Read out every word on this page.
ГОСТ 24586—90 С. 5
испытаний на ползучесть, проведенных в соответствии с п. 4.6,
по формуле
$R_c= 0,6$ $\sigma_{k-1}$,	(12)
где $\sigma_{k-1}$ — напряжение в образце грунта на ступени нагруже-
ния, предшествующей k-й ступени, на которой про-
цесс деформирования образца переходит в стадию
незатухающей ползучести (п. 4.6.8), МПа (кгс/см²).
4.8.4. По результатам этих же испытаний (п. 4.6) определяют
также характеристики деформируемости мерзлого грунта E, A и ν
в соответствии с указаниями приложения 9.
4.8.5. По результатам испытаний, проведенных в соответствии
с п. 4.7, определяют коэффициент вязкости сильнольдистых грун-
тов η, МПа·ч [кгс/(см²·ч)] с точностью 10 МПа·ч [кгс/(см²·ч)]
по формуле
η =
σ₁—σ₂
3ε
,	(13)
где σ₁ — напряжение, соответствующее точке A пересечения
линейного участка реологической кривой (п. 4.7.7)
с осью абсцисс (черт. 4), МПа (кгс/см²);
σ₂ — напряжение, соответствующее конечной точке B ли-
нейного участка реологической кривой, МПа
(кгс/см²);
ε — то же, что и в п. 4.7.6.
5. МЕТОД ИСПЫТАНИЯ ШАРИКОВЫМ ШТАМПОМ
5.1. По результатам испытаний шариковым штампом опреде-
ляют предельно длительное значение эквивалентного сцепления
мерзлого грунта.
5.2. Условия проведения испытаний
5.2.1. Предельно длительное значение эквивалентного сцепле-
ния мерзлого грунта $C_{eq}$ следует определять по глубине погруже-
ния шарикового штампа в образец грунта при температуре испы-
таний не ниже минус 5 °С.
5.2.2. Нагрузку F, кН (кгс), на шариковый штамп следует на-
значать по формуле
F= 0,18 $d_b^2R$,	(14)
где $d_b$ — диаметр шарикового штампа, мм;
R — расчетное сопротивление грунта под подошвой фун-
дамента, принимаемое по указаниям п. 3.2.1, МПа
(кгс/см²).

########################################

REQUIREMENT
Print all of the entries exactly as they are written.

CORRECT ANSWER
Read out every word on this page.
ГОСТ 24586—90 С. 5
испытаний на ползучесть, проведенных в соответствии с п. 4.6,
по формуле
$R_c= 0,6$ $\sigma_{k-1}$,	(12)
где $\sigma_{k-1}$ — напряжение в образце грунта на ступени нагруже-
ния, предшествующей k-й ступени, на которой про-
цесс деформирования образца переходит в стадию
незатухающей ползучести (п. 4.6.8), МПа (кгс/см²).
4.8.4. По результатам этих же испытаний (п. 4.6) определяют
также характеристики деформируемости мерзлого грунта E, A и ν
в соответствии с указаниями приложения 9.
4.8.5. По результатам испытаний, проведенных в соответствии
с п. 4.7, определяют коэффициент вязкости сильнольдистых грун-
тов η, МПа·ч [кгс/(см²·ч)] с точностью 10 МПа·ч [кгс/(см²·ч)]
по формуле
η =
σ₁—σ₂
3ε
,	(13)
где σ₁ — напряжение, соответствующее точке A пересечения
линейного участка реологической кривой (п. 4.7.7)
с осью абсцисс (черт. 4), МПа (кгс/см²);
σ₂ — напряжение, соответствующее конечной точке B ли-
нейного участка реологической кривой, МПа
(кгс/см²);
ε — то же, что и в п. 4.7.6.
5. МЕТОД ИСПЫТАНИЯ ШАРИКОВЫМ ШТАМПОМ
5.1. По результатам испытаний шариковым штампом опреде-
ляют предельно длительное значение эквивалентного сцепления
мерзлого грунта.
5.2. Условия проведения испытаний
5.2.1. Предельно длительное значение эквивалентного сцепле-
ния мерзлого грунта $C_{eq}$ следует определять по глубине погруже-
ния шарикового штампа в образец грунта при температуре испы-
таний не ниже минус 5 °С.
5.2.2. Нагрузку F, кН (кгс), на шариковый штамп следует на-
значать по формуле
F= 0,18 $d_b^2R$,	(14)
где $d_b$ — диаметр шарикового штампа, мм;
R — расчетное сопротивление грунта под подошвой фун-
дамента, принимаемое по указаниям п. 3.2.1, МПа
(кгс/см²).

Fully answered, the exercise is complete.